EXERCISE: What follows is a block of records; restate each one word for word.

Structured figure records
****

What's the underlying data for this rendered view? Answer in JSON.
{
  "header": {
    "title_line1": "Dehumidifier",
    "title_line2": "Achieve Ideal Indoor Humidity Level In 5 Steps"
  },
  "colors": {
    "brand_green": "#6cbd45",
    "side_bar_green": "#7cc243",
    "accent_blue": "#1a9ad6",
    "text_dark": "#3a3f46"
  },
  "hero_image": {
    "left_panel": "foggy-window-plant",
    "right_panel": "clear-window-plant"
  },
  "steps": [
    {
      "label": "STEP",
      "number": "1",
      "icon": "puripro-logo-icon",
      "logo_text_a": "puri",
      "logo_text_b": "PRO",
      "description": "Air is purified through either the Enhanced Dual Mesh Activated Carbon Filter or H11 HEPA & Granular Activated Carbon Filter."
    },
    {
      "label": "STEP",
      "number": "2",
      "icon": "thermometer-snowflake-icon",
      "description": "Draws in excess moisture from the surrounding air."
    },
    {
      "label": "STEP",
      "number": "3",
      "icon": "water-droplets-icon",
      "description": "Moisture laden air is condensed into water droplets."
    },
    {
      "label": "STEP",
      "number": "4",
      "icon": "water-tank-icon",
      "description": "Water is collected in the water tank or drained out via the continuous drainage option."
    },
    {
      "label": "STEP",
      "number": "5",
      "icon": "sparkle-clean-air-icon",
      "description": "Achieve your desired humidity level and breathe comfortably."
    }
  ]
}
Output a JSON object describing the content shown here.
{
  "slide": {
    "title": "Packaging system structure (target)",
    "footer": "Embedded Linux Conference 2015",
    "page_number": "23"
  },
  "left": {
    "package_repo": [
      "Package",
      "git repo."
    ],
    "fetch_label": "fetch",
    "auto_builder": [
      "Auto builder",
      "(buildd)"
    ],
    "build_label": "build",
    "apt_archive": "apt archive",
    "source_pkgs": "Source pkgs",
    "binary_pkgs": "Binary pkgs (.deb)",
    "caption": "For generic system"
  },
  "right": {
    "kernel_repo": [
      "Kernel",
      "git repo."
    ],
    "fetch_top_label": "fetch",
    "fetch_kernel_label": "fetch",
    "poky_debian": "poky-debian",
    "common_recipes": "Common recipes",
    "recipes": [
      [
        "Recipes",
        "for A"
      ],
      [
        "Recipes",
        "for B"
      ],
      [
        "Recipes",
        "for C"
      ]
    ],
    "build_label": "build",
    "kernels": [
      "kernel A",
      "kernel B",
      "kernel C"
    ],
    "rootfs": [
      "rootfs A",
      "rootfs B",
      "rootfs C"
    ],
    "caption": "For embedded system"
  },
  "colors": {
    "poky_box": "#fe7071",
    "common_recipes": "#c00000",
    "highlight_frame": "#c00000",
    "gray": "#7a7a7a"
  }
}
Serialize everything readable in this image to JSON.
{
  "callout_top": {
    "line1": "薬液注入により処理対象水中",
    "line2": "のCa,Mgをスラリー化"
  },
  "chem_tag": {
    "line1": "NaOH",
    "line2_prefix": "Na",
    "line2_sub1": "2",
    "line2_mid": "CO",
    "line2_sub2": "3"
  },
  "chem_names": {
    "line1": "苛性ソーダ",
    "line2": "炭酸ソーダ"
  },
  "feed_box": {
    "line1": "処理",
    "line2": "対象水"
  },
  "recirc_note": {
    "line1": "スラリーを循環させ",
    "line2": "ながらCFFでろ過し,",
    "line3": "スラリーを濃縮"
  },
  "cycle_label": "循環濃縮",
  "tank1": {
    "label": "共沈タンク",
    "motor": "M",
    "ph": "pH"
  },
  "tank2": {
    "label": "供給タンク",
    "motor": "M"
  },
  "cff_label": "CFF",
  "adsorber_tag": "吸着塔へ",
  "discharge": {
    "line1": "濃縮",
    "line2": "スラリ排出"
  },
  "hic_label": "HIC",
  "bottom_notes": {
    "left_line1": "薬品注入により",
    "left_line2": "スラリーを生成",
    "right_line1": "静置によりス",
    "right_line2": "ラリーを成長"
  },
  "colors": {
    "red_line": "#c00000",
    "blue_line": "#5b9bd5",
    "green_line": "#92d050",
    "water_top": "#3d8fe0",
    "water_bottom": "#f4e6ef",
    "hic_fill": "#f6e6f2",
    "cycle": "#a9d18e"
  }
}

****

SOLUTION BELOW:
What's the underlying data for this rendered view? Answer in JSON.
{
  "header": {
    "title_line1": "Dehumidifier",
    "title_line2": "Achieve Ideal Indoor Humidity Level In 5 Steps"
  },
  "colors": {
    "brand_green": "#6cbd45",
    "side_bar_green": "#7cc243",
    "accent_blue": "#1a9ad6",
    "text_dark": "#3a3f46"
  },
  "hero_image": {
    "left_panel": "foggy-window-plant",
    "right_panel": "clear-window-plant"
  },
  "steps": [
    {
      "label": "STEP",
      "number": "1",
      "icon": "puripro-logo-icon",
      "logo_text_a": "puri",
      "logo_text_b": "PRO",
      "description": "Air is purified through either the Enhanced Dual Mesh Activated Carbon Filter or H11 HEPA & Granular Activated Carbon Filter."
    },
    {
      "label": "STEP",
      "number": "2",
      "icon": "thermometer-snowflake-icon",
      "description": "Draws in excess moisture from the surrounding air."
    },
    {
      "label": "STEP",
      "number": "3",
      "icon": "water-droplets-icon",
      "description": "Moisture laden air is condensed into water droplets."
    },
    {
      "label": "STEP",
      "number": "4",
      "icon": "water-tank-icon",
      "description": "Water is collected in the water tank or drained out via the continuous drainage option."
    },
    {
      "label": "STEP",
      "number": "5",
      "icon": "sparkle-clean-air-icon",
      "description": "Achieve your desired humidity level and breathe comfortably."
    }
  ]
}
Output a JSON object describing the content shown here.
{
  "slide": {
    "title": "Packaging system structure (target)",
    "footer": "Embedded Linux Conference 2015",
    "page_number": "23"
  },
  "left": {
    "package_repo": [
      "Package",
      "git repo."
    ],
    "fetch_label": "fetch",
    "auto_builder": [
      "Auto builder",
      "(buildd)"
    ],
    "build_label": "build",
    "apt_archive": "apt archive",
    "source_pkgs": "Source pkgs",
    "binary_pkgs": "Binary pkgs (.deb)",
    "caption": "For generic system"
  },
  "right": {
    "kernel_repo": [
      "Kernel",
      "git repo."
    ],
    "fetch_top_label": "fetch",
    "fetch_kernel_label": "fetch",
    "poky_debian": "poky-debian",
    "common_recipes": "Common recipes",
    "recipes": [
      [
        "Recipes",
        "for A"
      ],
      [
        "Recipes",
        "for B"
      ],
      [
        "Recipes",
        "for C"
      ]
    ],
    "build_label": "build",
    "kernels": [
      "kernel A",
      "kernel B",
      "kernel C"
    ],
    "rootfs": [
      "rootfs A",
      "rootfs B",
      "rootfs C"
    ],
    "caption": "For embedded system"
  },
  "colors": {
    "poky_box": "#fe7071",
    "common_recipes": "#c00000",
    "highlight_frame": "#c00000",
    "gray": "#7a7a7a"
  }
}
Serialize everything readable in this image to JSON.
{
  "callout_top": {
    "line1": "薬液注入により処理対象水中",
    "line2": "のCa,Mgをスラリー化"
  },
  "chem_tag": {
    "line1": "NaOH",
    "line2_prefix": "Na",
    "line2_sub1": "2",
    "line2_mid": "CO",
    "line2_sub2": "3"
  },
  "chem_names": {
    "line1": "苛性ソーダ",
    "line2": "炭酸ソーダ"
  },
  "feed_box": {
    "line1": "処理",
    "line2": "対象水"
  },
  "recirc_note": {
    "line1": "スラリーを循環させ",
    "line2": "ながらCFFでろ過し,",
    "line3": "スラリーを濃縮"
  },
  "cycle_label": "循環濃縮",
  "tank1": {
    "label": "共沈タンク",
    "motor": "M",
    "ph": "pH"
  },
  "tank2": {
    "label": "供給タンク",
    "motor": "M"
  },
  "cff_label": "CFF",
  "adsorber_tag": "吸着塔へ",
  "discharge": {
    "line1": "濃縮",
    "line2": "スラリ排出"
  },
  "hic_label": "HIC",
  "bottom_notes": {
    "left_line1": "薬品注入により",
    "left_line2": "スラリーを生成",
    "right_line1": "静置によりス",
    "right_line2": "ラリーを成長"
  },
  "colors": {
    "red_line": "#c00000",
    "blue_line": "#5b9bd5",
    "green_line": "#92d050",
    "water_top": "#3d8fe0",
    "water_bottom": "#f4e6ef",
    "hic_fill": "#f6e6f2",
    "cycle": "#a9d18e"
  }
}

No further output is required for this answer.